PROBLEM STATEMENT
Reproduce each line bearing the word "análisis".

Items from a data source

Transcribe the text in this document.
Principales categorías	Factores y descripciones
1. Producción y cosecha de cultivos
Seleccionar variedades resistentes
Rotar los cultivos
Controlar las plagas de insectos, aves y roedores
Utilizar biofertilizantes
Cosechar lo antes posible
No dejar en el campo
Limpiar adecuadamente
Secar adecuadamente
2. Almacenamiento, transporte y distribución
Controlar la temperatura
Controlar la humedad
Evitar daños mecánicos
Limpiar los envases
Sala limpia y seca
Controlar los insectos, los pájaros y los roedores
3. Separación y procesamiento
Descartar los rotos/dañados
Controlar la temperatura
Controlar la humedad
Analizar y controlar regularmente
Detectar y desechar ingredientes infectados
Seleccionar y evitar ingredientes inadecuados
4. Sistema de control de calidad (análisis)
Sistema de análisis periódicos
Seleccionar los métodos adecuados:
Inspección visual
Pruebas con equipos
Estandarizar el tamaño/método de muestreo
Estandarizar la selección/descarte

FULL ANSWER
4. Sistema de control de calidad (análisis)
Sistema de análisis periódicos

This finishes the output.